▶ **What you have to do**
Find each line holding the word "object" and give the total alone.

▶ **Material for the task**
+--

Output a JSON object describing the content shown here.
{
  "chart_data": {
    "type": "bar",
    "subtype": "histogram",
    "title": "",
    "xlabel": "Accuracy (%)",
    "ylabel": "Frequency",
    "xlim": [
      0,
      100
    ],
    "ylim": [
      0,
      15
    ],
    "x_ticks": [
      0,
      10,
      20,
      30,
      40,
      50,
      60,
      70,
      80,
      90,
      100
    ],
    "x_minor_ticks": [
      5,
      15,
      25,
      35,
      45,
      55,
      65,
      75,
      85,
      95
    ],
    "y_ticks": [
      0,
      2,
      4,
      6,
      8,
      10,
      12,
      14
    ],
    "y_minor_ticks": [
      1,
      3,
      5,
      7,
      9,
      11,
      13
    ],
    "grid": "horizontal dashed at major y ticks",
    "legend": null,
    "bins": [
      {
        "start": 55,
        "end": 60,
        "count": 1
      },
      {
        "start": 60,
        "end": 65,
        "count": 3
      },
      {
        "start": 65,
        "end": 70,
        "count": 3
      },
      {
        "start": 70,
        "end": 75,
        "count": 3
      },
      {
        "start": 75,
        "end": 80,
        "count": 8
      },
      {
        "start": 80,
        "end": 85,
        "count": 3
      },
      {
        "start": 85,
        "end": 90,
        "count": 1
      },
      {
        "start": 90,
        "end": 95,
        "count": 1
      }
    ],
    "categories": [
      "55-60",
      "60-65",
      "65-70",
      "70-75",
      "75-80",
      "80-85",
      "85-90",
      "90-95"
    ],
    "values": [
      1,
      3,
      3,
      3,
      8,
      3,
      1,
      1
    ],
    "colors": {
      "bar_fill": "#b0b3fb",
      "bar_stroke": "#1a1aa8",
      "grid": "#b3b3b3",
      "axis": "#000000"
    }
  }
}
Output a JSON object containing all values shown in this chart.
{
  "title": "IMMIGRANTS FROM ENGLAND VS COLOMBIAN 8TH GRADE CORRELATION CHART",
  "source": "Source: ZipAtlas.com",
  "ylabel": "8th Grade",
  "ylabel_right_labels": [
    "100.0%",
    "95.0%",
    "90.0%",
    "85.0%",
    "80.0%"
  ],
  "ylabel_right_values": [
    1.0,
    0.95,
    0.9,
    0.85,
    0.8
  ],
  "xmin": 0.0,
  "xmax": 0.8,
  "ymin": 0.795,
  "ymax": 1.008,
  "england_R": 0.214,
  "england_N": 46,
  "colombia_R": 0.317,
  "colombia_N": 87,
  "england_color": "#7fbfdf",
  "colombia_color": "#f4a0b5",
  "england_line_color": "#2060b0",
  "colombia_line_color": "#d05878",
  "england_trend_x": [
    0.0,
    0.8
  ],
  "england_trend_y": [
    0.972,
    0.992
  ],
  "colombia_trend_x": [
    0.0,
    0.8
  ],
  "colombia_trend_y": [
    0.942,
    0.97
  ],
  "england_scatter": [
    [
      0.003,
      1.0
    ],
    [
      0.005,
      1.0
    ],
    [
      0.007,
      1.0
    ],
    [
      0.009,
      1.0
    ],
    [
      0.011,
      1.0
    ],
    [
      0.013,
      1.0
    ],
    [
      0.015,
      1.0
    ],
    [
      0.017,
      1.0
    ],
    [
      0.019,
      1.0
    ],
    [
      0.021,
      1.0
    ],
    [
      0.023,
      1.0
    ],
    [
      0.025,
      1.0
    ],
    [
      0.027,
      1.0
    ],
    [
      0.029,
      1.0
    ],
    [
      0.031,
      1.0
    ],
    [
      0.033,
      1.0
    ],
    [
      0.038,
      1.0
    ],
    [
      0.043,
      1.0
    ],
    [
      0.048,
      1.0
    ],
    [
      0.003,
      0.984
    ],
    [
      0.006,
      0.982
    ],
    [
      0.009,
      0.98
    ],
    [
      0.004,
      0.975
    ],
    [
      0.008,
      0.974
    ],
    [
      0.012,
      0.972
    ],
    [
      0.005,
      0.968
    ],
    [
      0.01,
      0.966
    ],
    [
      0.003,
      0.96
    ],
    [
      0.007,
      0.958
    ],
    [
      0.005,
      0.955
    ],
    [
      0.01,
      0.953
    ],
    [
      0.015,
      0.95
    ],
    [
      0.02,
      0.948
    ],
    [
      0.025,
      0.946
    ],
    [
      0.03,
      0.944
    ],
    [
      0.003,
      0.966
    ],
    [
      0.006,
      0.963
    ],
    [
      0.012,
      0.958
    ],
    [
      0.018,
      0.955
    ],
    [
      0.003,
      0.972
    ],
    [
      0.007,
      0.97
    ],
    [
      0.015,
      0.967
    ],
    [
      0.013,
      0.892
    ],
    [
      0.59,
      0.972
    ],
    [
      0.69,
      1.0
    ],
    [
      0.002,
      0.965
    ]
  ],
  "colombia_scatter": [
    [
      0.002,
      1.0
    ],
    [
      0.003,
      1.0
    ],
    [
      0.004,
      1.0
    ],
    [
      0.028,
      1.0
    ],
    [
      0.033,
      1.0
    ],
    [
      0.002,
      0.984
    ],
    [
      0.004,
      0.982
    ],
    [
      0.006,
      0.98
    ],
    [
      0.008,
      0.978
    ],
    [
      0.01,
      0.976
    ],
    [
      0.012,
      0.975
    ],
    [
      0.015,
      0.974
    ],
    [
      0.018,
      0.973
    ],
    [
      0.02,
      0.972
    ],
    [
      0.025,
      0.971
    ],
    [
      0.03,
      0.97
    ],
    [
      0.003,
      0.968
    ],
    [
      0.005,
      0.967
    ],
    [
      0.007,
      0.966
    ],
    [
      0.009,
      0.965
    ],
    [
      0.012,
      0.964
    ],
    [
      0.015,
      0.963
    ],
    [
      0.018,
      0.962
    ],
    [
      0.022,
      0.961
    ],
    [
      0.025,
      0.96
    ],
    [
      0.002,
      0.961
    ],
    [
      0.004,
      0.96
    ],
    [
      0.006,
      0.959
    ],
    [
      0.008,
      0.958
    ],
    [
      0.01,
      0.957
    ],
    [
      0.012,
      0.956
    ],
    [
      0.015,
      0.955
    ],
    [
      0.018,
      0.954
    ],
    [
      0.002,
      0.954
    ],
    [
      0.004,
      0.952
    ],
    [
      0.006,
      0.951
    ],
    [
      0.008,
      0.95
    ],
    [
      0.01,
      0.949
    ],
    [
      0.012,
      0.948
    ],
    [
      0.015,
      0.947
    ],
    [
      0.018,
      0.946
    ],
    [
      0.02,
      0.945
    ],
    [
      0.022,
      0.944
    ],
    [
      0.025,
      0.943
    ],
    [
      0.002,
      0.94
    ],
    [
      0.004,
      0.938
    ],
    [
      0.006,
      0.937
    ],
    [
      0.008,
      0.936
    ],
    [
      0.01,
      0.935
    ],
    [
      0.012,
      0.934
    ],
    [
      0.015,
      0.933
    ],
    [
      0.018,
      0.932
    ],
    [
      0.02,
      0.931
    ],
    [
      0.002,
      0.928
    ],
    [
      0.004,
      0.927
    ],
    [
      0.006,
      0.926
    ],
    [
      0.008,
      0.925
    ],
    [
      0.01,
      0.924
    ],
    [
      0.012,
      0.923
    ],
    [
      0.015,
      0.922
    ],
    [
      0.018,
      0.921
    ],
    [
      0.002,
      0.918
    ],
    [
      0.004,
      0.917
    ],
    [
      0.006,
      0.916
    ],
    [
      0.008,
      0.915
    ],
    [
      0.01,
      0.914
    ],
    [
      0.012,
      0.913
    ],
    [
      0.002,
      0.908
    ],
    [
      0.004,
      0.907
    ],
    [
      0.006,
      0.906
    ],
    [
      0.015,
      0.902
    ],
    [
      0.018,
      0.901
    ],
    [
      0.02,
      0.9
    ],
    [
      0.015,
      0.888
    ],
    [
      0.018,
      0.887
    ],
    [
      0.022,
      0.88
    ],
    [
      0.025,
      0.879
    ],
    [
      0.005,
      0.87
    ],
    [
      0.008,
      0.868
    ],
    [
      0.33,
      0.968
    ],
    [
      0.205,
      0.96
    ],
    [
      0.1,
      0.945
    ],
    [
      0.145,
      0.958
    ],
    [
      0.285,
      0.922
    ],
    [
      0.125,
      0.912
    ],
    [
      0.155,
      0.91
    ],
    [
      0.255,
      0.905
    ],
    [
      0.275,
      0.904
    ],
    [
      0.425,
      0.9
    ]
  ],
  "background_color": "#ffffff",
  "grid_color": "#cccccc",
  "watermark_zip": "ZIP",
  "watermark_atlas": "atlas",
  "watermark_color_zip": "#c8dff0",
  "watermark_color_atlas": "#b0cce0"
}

+--

▶ **Result**
2